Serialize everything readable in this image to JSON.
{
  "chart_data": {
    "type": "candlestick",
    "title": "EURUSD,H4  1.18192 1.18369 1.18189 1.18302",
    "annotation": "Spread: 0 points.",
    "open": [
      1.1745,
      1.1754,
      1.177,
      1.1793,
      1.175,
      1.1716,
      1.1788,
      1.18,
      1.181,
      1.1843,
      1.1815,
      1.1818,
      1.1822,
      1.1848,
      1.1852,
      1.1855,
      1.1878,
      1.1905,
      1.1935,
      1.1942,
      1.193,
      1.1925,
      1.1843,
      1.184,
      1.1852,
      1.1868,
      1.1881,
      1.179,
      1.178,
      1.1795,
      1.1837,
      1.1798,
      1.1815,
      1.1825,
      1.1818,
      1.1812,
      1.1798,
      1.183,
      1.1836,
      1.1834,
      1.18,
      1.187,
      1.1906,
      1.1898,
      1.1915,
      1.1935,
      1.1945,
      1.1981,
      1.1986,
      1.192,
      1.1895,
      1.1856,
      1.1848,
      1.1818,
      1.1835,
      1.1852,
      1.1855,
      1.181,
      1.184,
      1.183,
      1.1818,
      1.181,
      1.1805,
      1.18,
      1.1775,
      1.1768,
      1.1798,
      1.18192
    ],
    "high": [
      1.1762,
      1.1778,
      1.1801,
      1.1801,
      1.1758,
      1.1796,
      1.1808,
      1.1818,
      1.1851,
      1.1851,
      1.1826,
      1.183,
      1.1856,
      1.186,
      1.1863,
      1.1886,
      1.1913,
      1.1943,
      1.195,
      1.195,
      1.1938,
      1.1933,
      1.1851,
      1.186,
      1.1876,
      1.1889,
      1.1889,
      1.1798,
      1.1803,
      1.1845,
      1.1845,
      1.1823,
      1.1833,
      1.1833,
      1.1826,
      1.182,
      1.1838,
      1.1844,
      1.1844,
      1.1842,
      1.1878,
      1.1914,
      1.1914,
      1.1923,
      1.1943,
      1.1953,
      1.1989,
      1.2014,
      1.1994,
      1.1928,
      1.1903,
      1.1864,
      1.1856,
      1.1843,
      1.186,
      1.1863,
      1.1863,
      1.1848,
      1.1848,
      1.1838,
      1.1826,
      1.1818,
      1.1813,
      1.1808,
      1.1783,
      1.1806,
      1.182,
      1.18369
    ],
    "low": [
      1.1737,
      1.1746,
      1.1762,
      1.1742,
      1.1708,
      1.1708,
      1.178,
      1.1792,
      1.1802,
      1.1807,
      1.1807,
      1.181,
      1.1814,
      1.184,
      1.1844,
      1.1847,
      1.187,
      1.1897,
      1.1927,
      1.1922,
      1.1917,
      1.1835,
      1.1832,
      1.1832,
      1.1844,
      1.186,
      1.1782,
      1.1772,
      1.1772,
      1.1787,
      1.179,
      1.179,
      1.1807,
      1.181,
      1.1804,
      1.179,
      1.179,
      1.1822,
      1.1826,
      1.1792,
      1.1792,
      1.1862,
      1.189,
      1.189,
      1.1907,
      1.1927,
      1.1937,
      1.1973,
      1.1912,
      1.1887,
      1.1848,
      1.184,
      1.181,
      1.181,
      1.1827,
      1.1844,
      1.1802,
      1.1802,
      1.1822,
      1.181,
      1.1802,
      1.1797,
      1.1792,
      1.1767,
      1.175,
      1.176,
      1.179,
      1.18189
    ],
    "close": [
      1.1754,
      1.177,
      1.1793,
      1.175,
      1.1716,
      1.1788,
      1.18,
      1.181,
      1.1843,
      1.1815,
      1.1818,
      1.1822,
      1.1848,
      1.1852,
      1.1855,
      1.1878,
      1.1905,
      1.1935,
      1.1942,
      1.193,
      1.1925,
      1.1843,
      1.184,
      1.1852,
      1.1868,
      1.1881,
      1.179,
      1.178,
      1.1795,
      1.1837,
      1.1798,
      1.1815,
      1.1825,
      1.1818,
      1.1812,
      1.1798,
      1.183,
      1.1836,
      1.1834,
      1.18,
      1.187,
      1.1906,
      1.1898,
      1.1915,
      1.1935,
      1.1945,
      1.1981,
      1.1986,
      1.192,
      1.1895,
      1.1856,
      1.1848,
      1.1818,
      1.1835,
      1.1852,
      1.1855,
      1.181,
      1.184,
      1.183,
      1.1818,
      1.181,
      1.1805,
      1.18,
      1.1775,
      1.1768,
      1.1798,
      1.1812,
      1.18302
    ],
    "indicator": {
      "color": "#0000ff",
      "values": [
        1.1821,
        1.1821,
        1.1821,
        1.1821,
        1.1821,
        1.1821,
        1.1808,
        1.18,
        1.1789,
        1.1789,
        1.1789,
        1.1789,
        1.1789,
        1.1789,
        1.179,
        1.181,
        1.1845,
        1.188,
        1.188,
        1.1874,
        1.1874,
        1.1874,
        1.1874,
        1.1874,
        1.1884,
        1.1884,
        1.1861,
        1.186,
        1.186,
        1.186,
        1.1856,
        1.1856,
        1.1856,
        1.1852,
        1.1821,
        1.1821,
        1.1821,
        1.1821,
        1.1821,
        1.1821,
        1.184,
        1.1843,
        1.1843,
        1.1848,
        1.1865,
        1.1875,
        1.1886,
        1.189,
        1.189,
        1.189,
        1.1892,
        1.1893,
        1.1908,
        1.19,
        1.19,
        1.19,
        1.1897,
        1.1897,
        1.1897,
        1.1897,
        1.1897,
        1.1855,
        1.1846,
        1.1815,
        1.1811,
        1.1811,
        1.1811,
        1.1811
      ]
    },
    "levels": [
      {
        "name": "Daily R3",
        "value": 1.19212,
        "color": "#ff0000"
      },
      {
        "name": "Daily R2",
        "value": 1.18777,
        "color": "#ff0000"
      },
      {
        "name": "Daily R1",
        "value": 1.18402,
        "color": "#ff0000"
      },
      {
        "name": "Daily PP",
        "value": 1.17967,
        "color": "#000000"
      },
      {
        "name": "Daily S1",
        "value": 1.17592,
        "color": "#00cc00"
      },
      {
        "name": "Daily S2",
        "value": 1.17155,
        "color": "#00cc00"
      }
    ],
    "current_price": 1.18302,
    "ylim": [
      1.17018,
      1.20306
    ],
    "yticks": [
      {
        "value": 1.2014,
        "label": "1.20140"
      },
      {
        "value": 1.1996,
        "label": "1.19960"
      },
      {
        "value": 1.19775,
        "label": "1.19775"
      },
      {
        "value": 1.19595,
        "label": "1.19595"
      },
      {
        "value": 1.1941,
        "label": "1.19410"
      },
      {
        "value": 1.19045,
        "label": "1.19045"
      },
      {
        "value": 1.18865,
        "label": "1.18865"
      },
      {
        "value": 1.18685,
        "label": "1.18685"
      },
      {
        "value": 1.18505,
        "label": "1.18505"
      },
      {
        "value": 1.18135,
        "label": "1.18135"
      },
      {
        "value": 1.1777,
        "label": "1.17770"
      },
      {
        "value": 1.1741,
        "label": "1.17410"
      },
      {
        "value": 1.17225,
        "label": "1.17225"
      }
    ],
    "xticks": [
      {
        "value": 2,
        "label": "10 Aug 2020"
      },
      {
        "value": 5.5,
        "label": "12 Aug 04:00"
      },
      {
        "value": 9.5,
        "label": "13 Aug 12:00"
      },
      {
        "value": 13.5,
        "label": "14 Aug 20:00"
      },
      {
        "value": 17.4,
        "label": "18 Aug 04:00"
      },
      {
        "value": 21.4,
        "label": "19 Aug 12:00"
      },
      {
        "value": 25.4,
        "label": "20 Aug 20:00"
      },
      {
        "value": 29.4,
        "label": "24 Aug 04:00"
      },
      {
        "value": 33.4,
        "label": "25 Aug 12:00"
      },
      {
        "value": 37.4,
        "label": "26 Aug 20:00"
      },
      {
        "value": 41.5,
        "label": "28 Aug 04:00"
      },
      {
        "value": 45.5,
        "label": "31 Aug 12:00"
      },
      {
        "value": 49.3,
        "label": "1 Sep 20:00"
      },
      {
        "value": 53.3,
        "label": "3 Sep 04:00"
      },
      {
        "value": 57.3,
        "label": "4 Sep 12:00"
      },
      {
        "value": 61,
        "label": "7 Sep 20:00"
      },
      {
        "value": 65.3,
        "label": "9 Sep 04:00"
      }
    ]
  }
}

» **WHAT THE TASK REQUIRES**
Say how many lines hold the word "name", giving the number and nothing else.

» **COMPLETE RESPONSE**
6